### PROBLEM DESCRIPTION
The complete listing should be restated exactly.

### DATA ENTRIES
┄┄┄┄┄┄┄┄┄┄

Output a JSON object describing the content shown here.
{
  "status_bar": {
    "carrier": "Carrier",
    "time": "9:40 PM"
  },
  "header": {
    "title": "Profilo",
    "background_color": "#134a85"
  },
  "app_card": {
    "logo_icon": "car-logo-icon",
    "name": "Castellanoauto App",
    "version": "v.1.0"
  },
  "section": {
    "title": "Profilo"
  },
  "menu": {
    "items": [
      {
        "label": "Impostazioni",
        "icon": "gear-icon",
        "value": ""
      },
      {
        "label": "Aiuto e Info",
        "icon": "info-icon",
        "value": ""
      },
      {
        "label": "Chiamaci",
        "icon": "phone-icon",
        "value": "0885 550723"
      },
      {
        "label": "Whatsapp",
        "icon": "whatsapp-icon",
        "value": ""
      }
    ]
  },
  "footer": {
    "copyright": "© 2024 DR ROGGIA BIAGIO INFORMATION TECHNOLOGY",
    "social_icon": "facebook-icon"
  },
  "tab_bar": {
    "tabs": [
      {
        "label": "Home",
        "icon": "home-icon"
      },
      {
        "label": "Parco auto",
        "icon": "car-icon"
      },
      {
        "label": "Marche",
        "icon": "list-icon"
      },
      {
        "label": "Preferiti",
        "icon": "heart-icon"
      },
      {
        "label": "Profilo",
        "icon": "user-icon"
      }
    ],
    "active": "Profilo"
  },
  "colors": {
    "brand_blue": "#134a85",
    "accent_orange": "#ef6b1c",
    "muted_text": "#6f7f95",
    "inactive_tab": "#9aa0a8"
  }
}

┄┄┄┄┄┄┄┄┄┄

### RESPONSE BELOW
Output a JSON object describing the content shown here.
{
  "status_bar": {
    "carrier": "Carrier",
    "time": "9:40 PM"
  },
  "header": {
    "title": "Profilo",
    "background_color": "#134a85"
  },
  "app_card": {
    "logo_icon": "car-logo-icon",
    "name": "Castellanoauto App",
    "version": "v.1.0"
  },
  "section": {
    "title": "Profilo"
  },
  "menu": {
    "items": [
      {
        "label": "Impostazioni",
        "icon": "gear-icon",
        "value": ""
      },
      {
        "label": "Aiuto e Info",
        "icon": "info-icon",
        "value": ""
      },
      {
        "label": "Chiamaci",
        "icon": "phone-icon",
        "value": "0885 550723"
      },
      {
        "label": "Whatsapp",
        "icon": "whatsapp-icon",
        "value": ""
      }
    ]
  },
  "footer": {
    "copyright": "© 2024 DR ROGGIA BIAGIO INFORMATION TECHNOLOGY",
    "social_icon": "facebook-icon"
  },
  "tab_bar": {
    "tabs": [
      {
        "label": "Home",
        "icon": "home-icon"
      },
      {
        "label": "Parco auto",
        "icon": "car-icon"
      },
      {
        "label": "Marche",
        "icon": "list-icon"
      },
      {
        "label": "Preferiti",
        "icon": "heart-icon"
      },
      {
        "label": "Profilo",
        "icon": "user-icon"
      }
    ],
    "active": "Profilo"
  },
  "colors": {
    "brand_blue": "#134a85",
    "accent_orange": "#ef6b1c",
    "muted_text": "#6f7f95",
    "inactive_tab": "#9aa0a8"
  }
}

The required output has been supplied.